#### [Exercise aim]
Records follow. Copy every line with "para".

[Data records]
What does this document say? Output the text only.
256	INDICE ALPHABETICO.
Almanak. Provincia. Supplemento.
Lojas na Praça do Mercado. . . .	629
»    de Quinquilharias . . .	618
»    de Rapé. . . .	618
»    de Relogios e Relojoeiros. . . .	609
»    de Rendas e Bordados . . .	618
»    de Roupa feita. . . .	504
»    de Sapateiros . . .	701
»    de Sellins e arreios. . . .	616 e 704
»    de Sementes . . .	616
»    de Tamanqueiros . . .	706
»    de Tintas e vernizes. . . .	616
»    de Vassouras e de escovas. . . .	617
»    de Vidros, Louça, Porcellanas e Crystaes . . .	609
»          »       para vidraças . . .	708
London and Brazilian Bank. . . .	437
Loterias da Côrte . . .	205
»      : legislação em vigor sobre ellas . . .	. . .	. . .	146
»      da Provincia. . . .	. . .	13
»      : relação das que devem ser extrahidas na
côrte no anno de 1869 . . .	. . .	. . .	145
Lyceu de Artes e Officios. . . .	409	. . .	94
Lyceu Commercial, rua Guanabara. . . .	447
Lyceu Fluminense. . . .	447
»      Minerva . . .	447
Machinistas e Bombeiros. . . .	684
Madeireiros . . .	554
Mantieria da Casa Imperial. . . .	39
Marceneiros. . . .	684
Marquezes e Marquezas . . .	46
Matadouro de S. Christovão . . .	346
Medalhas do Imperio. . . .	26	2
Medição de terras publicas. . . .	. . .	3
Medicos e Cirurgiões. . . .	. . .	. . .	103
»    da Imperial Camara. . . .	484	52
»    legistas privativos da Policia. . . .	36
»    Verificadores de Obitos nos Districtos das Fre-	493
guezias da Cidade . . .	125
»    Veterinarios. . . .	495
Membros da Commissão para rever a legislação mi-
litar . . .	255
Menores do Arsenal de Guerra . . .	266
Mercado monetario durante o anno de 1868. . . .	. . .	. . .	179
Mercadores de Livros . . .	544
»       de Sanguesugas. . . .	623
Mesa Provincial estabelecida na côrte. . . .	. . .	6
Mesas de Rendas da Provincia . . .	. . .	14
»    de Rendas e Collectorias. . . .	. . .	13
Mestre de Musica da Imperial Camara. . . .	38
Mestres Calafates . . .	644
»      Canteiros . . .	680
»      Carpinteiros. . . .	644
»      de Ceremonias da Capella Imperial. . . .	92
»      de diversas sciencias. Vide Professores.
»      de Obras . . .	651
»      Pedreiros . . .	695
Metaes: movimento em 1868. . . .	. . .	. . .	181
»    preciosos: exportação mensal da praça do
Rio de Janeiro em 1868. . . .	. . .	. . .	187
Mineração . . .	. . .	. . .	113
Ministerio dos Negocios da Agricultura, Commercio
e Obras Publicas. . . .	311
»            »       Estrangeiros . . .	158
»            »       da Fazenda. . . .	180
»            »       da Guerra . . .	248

#### [Task output]
»          »       para vidraças . . .	708
Membros da Commissão para rever a legislação mi-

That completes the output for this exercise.